## Stated task
In the items below, change each "corner-clue" to "hint-mark" and reproduce all the lines with nothing else altered.
>> BEGIN Data lines
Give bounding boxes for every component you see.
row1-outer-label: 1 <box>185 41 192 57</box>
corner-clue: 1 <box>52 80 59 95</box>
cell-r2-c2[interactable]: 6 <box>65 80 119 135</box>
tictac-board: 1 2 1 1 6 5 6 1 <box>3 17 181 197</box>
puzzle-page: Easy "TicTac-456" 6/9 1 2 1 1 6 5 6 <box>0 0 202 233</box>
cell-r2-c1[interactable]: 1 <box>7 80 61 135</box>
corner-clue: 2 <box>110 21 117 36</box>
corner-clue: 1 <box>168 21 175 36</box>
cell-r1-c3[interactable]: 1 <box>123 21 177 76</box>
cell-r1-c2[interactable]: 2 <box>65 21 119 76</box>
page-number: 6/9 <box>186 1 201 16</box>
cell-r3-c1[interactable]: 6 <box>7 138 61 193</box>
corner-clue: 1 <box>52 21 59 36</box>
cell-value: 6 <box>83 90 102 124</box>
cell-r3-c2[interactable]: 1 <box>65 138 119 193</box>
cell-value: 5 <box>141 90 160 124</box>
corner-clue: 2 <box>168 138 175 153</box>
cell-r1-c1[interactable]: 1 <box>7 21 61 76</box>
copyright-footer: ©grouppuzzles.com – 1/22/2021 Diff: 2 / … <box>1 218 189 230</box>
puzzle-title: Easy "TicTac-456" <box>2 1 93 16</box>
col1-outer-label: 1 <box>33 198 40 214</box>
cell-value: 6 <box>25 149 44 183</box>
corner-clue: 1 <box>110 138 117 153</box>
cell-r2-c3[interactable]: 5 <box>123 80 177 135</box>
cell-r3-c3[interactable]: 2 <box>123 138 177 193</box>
>> END Data lines
## Reply to the task
Give bounding boxes for every component you see.
row1-outer-label: 1 <box>185 41 192 57</box>
hint-mark: 1 <box>52 80 59 95</box>
cell-r2-c2[interactable]: 6 <box>65 80 119 135</box>
tictac-board: 1 2 1 1 6 5 6 1 <box>3 17 181 197</box>
puzzle-page: Easy "TicTac-456" 6/9 1 2 1 1 6 5 6 <box>0 0 202 233</box>
cell-r2-c1[interactable]: 1 <box>7 80 61 135</box>
hint-mark: 2 <box>110 21 117 36</box>
hint-mark: 1 <box>168 21 175 36</box>
cell-r1-c3[interactable]: 1 <box>123 21 177 76</box>
cell-r1-c2[interactable]: 2 <box>65 21 119 76</box>
page-number: 6/9 <box>186 1 201 16</box>
cell-r3-c1[interactable]: 6 <box>7 138 61 193</box>
hint-mark: 1 <box>52 21 59 36</box>
cell-value: 6 <box>83 90 102 124</box>
cell-r3-c2[interactable]: 1 <box>65 138 119 193</box>
cell-value: 5 <box>141 90 160 124</box>
hint-mark: 2 <box>168 138 175 153</box>
cell-r1-c1[interactable]: 1 <box>7 21 61 76</box>
copyright-footer: ©grouppuzzles.com – 1/22/2021 Diff: 2 / … <box>1 218 189 230</box>
puzzle-title: Easy "TicTac-456" <box>2 1 93 16</box>
col1-outer-label: 1 <box>33 198 40 214</box>
cell-value: 6 <box>25 149 44 183</box>
hint-mark: 1 <box>110 138 117 153</box>
cell-r2-c3[interactable]: 5 <box>123 80 177 135</box>
cell-r3-c3[interactable]: 2 <box>123 138 177 193</box>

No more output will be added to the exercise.